-- START OF Data for processing --

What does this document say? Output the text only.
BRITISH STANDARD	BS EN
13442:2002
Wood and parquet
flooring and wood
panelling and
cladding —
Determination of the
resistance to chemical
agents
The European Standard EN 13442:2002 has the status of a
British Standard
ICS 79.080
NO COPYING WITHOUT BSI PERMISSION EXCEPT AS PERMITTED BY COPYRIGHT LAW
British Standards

-- END OF Data for processing --

### What you need to do
Each record should come back exactly as written.

### Output below
What does this document say? Output the text only.
BRITISH STANDARD	BS EN
13442:2002
Wood and parquet
flooring and wood
panelling and
cladding —
Determination of the
resistance to chemical
agents
The European Standard EN 13442:2002 has the status of a
British Standard
ICS 79.080
NO COPYING WITHOUT BSI PERMISSION EXCEPT AS PERMITTED BY COPYRIGHT LAW
British Standards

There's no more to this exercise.